Working data:

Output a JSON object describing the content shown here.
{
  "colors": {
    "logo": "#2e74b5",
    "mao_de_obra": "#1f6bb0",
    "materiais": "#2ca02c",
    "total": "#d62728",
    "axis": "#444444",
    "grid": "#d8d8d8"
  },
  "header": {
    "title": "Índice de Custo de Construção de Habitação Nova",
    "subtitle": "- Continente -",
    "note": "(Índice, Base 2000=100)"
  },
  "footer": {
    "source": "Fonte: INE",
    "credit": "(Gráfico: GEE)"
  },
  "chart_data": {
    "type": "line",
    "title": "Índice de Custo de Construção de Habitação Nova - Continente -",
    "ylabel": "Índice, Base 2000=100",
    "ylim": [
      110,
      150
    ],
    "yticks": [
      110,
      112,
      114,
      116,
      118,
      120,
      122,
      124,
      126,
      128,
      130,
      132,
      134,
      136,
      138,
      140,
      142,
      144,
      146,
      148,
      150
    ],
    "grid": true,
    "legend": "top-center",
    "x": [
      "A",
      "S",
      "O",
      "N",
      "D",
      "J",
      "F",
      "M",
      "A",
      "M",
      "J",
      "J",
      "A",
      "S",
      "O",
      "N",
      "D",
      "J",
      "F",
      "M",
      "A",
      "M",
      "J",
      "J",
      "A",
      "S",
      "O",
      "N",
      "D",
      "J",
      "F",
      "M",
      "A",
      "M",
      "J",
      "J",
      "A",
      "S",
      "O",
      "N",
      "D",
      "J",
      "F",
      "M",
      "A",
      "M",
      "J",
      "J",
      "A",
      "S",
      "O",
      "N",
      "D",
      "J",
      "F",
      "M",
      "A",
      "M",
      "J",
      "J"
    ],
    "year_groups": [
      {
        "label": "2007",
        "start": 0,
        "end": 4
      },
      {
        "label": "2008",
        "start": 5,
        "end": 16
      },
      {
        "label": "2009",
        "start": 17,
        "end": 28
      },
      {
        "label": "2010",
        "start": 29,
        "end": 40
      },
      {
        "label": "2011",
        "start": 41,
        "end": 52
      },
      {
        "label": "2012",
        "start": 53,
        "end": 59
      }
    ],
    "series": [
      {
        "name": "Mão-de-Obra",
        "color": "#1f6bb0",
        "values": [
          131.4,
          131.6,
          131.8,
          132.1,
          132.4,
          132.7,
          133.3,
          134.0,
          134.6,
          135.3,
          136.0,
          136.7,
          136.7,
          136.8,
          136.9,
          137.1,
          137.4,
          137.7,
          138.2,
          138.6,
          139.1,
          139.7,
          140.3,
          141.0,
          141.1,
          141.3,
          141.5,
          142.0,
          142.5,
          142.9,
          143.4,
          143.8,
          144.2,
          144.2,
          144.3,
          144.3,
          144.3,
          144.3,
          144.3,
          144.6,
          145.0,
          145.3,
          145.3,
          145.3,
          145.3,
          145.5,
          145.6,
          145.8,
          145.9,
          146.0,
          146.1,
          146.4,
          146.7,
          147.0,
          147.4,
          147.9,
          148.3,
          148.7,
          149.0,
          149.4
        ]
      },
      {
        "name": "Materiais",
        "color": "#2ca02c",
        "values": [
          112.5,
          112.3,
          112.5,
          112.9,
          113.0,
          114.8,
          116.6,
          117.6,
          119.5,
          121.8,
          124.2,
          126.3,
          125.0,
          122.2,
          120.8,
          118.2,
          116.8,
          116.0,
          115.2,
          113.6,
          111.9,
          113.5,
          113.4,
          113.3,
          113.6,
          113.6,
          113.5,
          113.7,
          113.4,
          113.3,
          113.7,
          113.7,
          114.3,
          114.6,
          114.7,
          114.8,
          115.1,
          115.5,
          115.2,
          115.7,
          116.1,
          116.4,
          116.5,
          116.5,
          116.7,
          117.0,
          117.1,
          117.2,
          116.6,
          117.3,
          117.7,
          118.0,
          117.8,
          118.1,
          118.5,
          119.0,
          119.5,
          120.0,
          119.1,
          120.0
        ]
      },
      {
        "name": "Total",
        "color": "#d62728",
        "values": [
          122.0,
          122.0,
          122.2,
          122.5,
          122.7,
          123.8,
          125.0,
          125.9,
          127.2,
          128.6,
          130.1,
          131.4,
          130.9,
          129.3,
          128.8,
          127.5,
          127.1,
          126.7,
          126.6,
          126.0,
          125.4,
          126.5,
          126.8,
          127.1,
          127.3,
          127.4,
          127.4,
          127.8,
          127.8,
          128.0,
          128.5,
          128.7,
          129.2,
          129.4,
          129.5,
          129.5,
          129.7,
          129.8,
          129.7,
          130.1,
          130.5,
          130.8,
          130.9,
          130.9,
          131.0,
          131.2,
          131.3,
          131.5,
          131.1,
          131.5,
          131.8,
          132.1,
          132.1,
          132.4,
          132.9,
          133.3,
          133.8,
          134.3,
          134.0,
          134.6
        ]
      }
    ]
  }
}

Task to complete:
Pull out all lines in the data above that include "Construção".

Response to this task:
    "title": "Índice de Custo de Construção de Habitação Nova",
    "title": "Índice de Custo de Construção de Habitação Nova - Continente -",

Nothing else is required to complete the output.